Given exercise:
Transcribe all the records exactly and omit any images they hold.

__________

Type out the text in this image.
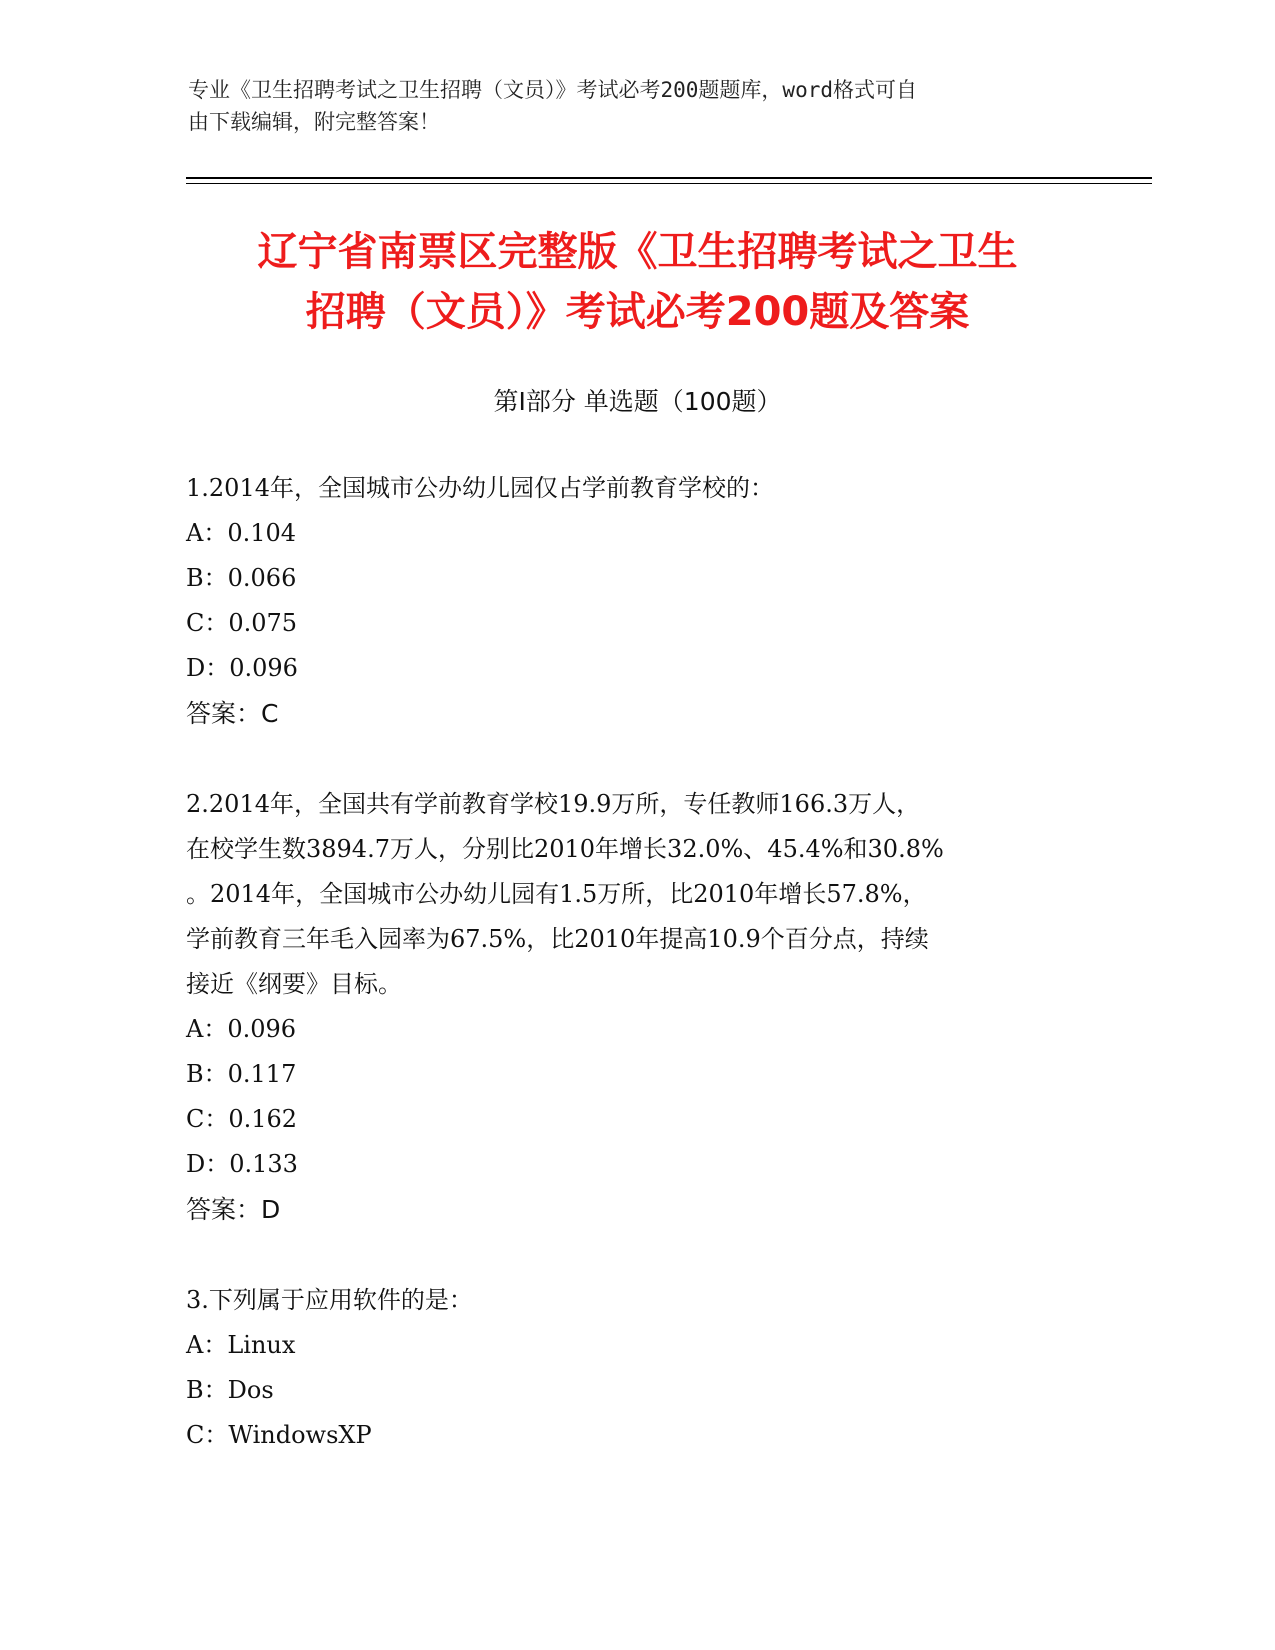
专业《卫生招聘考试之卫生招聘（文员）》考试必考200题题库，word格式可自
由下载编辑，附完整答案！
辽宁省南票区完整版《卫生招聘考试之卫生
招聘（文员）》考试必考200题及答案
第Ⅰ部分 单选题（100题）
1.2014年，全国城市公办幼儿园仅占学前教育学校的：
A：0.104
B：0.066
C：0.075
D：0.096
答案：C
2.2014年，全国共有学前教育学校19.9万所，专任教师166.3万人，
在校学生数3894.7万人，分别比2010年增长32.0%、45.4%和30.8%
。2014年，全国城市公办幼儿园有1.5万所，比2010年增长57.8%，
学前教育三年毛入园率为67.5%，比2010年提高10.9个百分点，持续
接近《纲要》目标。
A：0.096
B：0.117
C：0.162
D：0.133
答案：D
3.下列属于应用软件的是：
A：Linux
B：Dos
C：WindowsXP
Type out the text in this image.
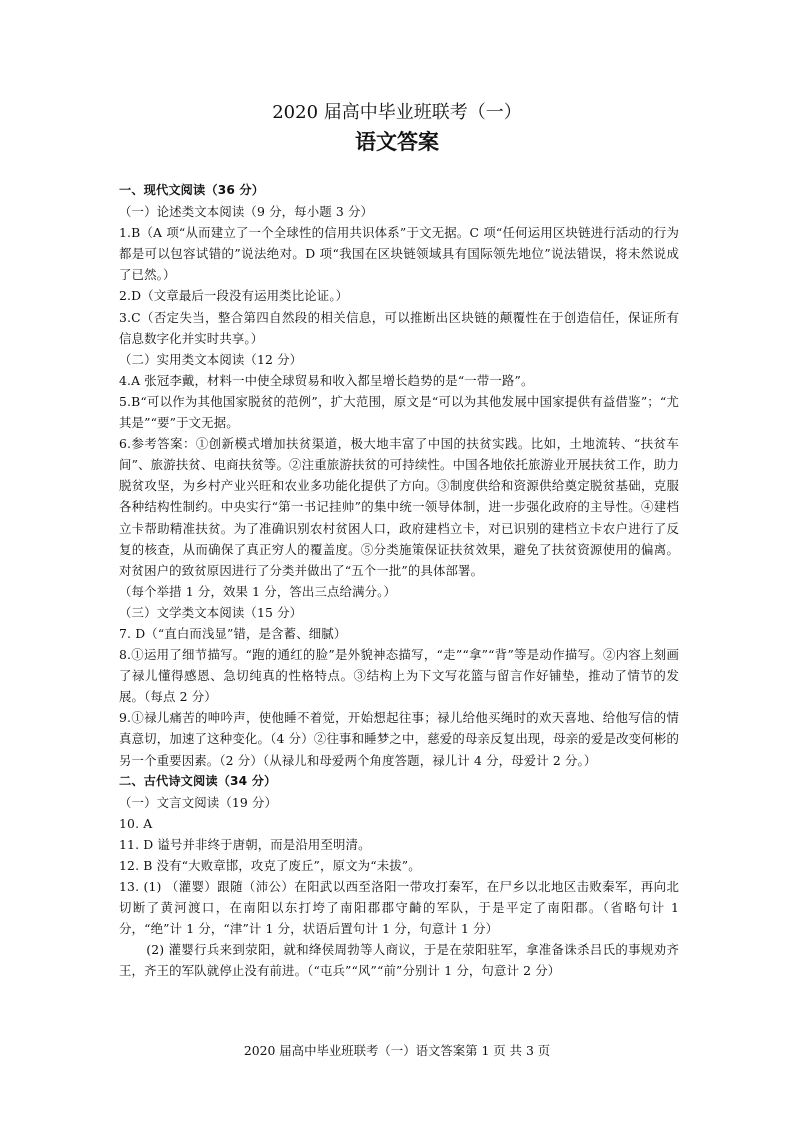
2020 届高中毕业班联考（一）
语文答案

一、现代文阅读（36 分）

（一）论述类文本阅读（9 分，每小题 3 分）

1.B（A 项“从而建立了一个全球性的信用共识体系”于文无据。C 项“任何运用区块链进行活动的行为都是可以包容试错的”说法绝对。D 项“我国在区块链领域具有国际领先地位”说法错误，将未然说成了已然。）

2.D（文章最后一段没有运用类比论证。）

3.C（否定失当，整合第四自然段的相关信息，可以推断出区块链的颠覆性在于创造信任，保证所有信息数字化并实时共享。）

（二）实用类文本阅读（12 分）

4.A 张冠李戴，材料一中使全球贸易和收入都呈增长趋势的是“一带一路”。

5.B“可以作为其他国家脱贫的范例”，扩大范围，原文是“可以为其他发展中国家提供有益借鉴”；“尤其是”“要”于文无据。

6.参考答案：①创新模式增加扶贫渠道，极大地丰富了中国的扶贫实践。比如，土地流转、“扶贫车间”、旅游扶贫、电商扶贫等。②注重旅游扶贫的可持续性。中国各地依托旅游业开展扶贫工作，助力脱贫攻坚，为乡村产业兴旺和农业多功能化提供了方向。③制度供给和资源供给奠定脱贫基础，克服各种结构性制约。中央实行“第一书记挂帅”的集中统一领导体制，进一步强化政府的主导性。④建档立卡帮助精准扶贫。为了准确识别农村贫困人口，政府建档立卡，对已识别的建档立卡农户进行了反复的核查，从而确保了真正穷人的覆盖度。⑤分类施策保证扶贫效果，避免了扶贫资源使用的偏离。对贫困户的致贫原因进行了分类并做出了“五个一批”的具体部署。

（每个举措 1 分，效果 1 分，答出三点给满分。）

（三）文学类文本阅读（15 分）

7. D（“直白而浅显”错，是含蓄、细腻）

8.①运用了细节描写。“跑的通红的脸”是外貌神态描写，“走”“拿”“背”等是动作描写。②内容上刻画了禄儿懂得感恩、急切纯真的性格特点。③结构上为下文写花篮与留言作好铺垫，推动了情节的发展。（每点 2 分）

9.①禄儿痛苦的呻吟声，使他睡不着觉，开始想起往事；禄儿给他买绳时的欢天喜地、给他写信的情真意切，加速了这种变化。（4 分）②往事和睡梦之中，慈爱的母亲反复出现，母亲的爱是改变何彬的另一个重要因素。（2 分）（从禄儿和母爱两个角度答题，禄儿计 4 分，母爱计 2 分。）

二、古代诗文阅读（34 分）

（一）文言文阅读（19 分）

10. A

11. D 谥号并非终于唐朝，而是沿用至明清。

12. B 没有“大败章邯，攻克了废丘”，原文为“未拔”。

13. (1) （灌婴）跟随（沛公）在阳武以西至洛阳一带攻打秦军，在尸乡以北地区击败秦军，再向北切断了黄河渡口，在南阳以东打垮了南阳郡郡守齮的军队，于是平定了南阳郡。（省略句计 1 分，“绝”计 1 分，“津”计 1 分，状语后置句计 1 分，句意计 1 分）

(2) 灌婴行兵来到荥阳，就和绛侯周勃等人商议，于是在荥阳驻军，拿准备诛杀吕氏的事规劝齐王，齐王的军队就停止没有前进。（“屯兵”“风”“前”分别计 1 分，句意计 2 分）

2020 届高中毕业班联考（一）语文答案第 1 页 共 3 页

__________

Output for this task:
Type out the text in this image.
专业《卫生招聘考试之卫生招聘（文员）》考试必考200题题库，word格式可自
由下载编辑，附完整答案！
辽宁省南票区完整版《卫生招聘考试之卫生
招聘（文员）》考试必考200题及答案
第Ⅰ部分 单选题（100题）
1.2014年，全国城市公办幼儿园仅占学前教育学校的：
A：0.104
B：0.066
C：0.075
D：0.096
答案：C
2.2014年，全国共有学前教育学校19.9万所，专任教师166.3万人，
在校学生数3894.7万人，分别比2010年增长32.0%、45.4%和30.8%
。2014年，全国城市公办幼儿园有1.5万所，比2010年增长57.8%，
学前教育三年毛入园率为67.5%，比2010年提高10.9个百分点，持续
接近《纲要》目标。
A：0.096
B：0.117
C：0.162
D：0.133
答案：D
3.下列属于应用软件的是：
A：Linux
B：Dos
C：WindowsXP
Type out the text in this image.
2020 届高中毕业班联考（一）
语文答案

一、现代文阅读（36 分）

（一）论述类文本阅读（9 分，每小题 3 分）

1.B（A 项“从而建立了一个全球性的信用共识体系”于文无据。C 项“任何运用区块链进行活动的行为都是可以包容试错的”说法绝对。D 项“我国在区块链领域具有国际领先地位”说法错误，将未然说成了已然。）

2.D（文章最后一段没有运用类比论证。）

3.C（否定失当，整合第四自然段的相关信息，可以推断出区块链的颠覆性在于创造信任，保证所有信息数字化并实时共享。）

（二）实用类文本阅读（12 分）

4.A 张冠李戴，材料一中使全球贸易和收入都呈增长趋势的是“一带一路”。

5.B“可以作为其他国家脱贫的范例”，扩大范围，原文是“可以为其他发展中国家提供有益借鉴”；“尤其是”“要”于文无据。

6.参考答案：①创新模式增加扶贫渠道，极大地丰富了中国的扶贫实践。比如，土地流转、“扶贫车间”、旅游扶贫、电商扶贫等。②注重旅游扶贫的可持续性。中国各地依托旅游业开展扶贫工作，助力脱贫攻坚，为乡村产业兴旺和农业多功能化提供了方向。③制度供给和资源供给奠定脱贫基础，克服各种结构性制约。中央实行“第一书记挂帅”的集中统一领导体制，进一步强化政府的主导性。④建档立卡帮助精准扶贫。为了准确识别农村贫困人口，政府建档立卡，对已识别的建档立卡农户进行了反复的核查，从而确保了真正穷人的覆盖度。⑤分类施策保证扶贫效果，避免了扶贫资源使用的偏离。对贫困户的致贫原因进行了分类并做出了“五个一批”的具体部署。

（每个举措 1 分，效果 1 分，答出三点给满分。）

（三）文学类文本阅读（15 分）

7. D（“直白而浅显”错，是含蓄、细腻）

8.①运用了细节描写。“跑的通红的脸”是外貌神态描写，“走”“拿”“背”等是动作描写。②内容上刻画了禄儿懂得感恩、急切纯真的性格特点。③结构上为下文写花篮与留言作好铺垫，推动了情节的发展。（每点 2 分）

9.①禄儿痛苦的呻吟声，使他睡不着觉，开始想起往事；禄儿给他买绳时的欢天喜地、给他写信的情真意切，加速了这种变化。（4 分）②往事和睡梦之中，慈爱的母亲反复出现，母亲的爱是改变何彬的另一个重要因素。（2 分）（从禄儿和母爱两个角度答题，禄儿计 4 分，母爱计 2 分。）

二、古代诗文阅读（34 分）

（一）文言文阅读（19 分）

10. A

11. D 谥号并非终于唐朝，而是沿用至明清。

12. B 没有“大败章邯，攻克了废丘”，原文为“未拔”。

13. (1) （灌婴）跟随（沛公）在阳武以西至洛阳一带攻打秦军，在尸乡以北地区击败秦军，再向北切断了黄河渡口，在南阳以东打垮了南阳郡郡守齮的军队，于是平定了南阳郡。（省略句计 1 分，“绝”计 1 分，“津”计 1 分，状语后置句计 1 分，句意计 1 分）

(2) 灌婴行兵来到荥阳，就和绛侯周勃等人商议，于是在荥阳驻军，拿准备诛杀吕氏的事规劝齐王，齐王的军队就停止没有前进。（“屯兵”“风”“前”分别计 1 分，句意计 2 分）

2020 届高中毕业班联考（一）语文答案第 1 页 共 3 页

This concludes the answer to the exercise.